Given task:
It is required that all of the data be written out exactly.

Records for this exercise:
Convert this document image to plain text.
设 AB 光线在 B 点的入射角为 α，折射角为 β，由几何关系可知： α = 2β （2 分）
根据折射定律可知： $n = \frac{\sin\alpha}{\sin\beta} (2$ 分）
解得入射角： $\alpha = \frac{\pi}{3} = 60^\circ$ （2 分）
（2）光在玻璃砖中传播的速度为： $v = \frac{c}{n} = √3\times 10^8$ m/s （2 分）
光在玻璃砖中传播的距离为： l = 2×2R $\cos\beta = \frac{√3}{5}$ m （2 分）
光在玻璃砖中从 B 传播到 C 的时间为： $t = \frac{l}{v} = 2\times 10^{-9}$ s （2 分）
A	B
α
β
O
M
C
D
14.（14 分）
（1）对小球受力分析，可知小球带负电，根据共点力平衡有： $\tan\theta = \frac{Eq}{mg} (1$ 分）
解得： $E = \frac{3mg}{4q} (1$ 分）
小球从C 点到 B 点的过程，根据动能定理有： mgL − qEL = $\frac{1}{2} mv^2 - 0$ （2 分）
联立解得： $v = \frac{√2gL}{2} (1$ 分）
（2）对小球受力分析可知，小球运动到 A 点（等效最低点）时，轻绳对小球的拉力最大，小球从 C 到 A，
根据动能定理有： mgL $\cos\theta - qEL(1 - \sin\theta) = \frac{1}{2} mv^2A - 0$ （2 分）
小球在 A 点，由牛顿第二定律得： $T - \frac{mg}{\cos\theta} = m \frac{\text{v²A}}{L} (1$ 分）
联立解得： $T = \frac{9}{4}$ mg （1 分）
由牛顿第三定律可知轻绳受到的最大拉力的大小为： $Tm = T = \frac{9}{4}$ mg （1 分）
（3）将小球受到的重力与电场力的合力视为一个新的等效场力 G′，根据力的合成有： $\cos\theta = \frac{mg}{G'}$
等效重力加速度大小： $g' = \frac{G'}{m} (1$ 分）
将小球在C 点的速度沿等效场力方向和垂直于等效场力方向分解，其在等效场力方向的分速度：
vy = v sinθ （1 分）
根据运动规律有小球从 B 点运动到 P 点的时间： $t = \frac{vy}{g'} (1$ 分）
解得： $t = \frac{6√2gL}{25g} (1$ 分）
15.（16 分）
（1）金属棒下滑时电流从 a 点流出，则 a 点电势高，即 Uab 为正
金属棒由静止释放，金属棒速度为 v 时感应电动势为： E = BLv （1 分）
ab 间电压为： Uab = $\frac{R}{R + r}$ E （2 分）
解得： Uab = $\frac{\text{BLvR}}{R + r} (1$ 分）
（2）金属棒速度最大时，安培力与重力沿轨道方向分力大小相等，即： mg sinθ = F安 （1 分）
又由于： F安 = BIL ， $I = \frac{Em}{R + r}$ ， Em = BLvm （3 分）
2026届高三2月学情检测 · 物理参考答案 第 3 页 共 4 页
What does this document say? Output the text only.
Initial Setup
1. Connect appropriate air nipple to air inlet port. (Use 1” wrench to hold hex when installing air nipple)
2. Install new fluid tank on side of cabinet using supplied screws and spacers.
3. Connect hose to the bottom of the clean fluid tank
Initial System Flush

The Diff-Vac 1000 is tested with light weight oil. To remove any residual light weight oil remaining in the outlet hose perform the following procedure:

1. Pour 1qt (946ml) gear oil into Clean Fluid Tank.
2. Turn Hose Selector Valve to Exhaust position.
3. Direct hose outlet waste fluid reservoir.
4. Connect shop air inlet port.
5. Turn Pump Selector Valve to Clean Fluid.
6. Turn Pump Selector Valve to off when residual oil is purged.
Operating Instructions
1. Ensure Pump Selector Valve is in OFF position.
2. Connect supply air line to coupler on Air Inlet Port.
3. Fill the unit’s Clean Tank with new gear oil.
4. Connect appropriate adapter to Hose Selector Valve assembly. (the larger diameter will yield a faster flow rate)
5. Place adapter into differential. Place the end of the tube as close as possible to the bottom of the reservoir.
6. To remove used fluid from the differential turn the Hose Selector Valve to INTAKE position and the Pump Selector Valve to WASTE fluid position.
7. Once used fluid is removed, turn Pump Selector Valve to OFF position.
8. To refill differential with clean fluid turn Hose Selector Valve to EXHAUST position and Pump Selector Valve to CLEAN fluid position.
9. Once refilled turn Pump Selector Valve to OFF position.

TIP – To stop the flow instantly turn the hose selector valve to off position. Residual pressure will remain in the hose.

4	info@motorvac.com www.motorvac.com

Exercise solution:
Convert this document image to plain text.
设 AB 光线在 B 点的入射角为 α，折射角为 β，由几何关系可知： α = 2β （2 分）
根据折射定律可知： $n = \frac{\sin\alpha}{\sin\beta} (2$ 分）
解得入射角： $\alpha = \frac{\pi}{3} = 60^\circ$ （2 分）
（2）光在玻璃砖中传播的速度为： $v = \frac{c}{n} = √3\times 10^8$ m/s （2 分）
光在玻璃砖中传播的距离为： l = 2×2R $\cos\beta = \frac{√3}{5}$ m （2 分）
光在玻璃砖中从 B 传播到 C 的时间为： $t = \frac{l}{v} = 2\times 10^{-9}$ s （2 分）
A	B
α
β
O
M
C
D
14.（14 分）
（1）对小球受力分析，可知小球带负电，根据共点力平衡有： $\tan\theta = \frac{Eq}{mg} (1$ 分）
解得： $E = \frac{3mg}{4q} (1$ 分）
小球从C 点到 B 点的过程，根据动能定理有： mgL − qEL = $\frac{1}{2} mv^2 - 0$ （2 分）
联立解得： $v = \frac{√2gL}{2} (1$ 分）
（2）对小球受力分析可知，小球运动到 A 点（等效最低点）时，轻绳对小球的拉力最大，小球从 C 到 A，
根据动能定理有： mgL $\cos\theta - qEL(1 - \sin\theta) = \frac{1}{2} mv^2A - 0$ （2 分）
小球在 A 点，由牛顿第二定律得： $T - \frac{mg}{\cos\theta} = m \frac{\text{v²A}}{L} (1$ 分）
联立解得： $T = \frac{9}{4}$ mg （1 分）
由牛顿第三定律可知轻绳受到的最大拉力的大小为： $Tm = T = \frac{9}{4}$ mg （1 分）
（3）将小球受到的重力与电场力的合力视为一个新的等效场力 G′，根据力的合成有： $\cos\theta = \frac{mg}{G'}$
等效重力加速度大小： $g' = \frac{G'}{m} (1$ 分）
将小球在C 点的速度沿等效场力方向和垂直于等效场力方向分解，其在等效场力方向的分速度：
vy = v sinθ （1 分）
根据运动规律有小球从 B 点运动到 P 点的时间： $t = \frac{vy}{g'} (1$ 分）
解得： $t = \frac{6√2gL}{25g} (1$ 分）
15.（16 分）
（1）金属棒下滑时电流从 a 点流出，则 a 点电势高，即 Uab 为正
金属棒由静止释放，金属棒速度为 v 时感应电动势为： E = BLv （1 分）
ab 间电压为： Uab = $\frac{R}{R + r}$ E （2 分）
解得： Uab = $\frac{\text{BLvR}}{R + r} (1$ 分）
（2）金属棒速度最大时，安培力与重力沿轨道方向分力大小相等，即： mg sinθ = F安 （1 分）
又由于： F安 = BIL ， $I = \frac{Em}{R + r}$ ， Em = BLvm （3 分）
2026届高三2月学情检测 · 物理参考答案 第 3 页 共 4 页
What does this document say? Output the text only.
Initial Setup
1. Connect appropriate air nipple to air inlet port. (Use 1” wrench to hold hex when installing air nipple)
2. Install new fluid tank on side of cabinet using supplied screws and spacers.
3. Connect hose to the bottom of the clean fluid tank
Initial System Flush

The Diff-Vac 1000 is tested with light weight oil. To remove any residual light weight oil remaining in the outlet hose perform the following procedure:

1. Pour 1qt (946ml) gear oil into Clean Fluid Tank.
2. Turn Hose Selector Valve to Exhaust position.
3. Direct hose outlet waste fluid reservoir.
4. Connect shop air inlet port.
5. Turn Pump Selector Valve to Clean Fluid.
6. Turn Pump Selector Valve to off when residual oil is purged.
Operating Instructions
1. Ensure Pump Selector Valve is in OFF position.
2. Connect supply air line to coupler on Air Inlet Port.
3. Fill the unit’s Clean Tank with new gear oil.
4. Connect appropriate adapter to Hose Selector Valve assembly. (the larger diameter will yield a faster flow rate)
5. Place adapter into differential. Place the end of the tube as close as possible to the bottom of the reservoir.
6. To remove used fluid from the differential turn the Hose Selector Valve to INTAKE position and the Pump Selector Valve to WASTE fluid position.
7. Once used fluid is removed, turn Pump Selector Valve to OFF position.
8. To refill differential with clean fluid turn Hose Selector Valve to EXHAUST position and Pump Selector Valve to CLEAN fluid position.
9. Once refilled turn Pump Selector Valve to OFF position.

TIP – To stop the flow instantly turn the hose selector valve to off position. Residual pressure will remain in the hose.

4	info@motorvac.com www.motorvac.com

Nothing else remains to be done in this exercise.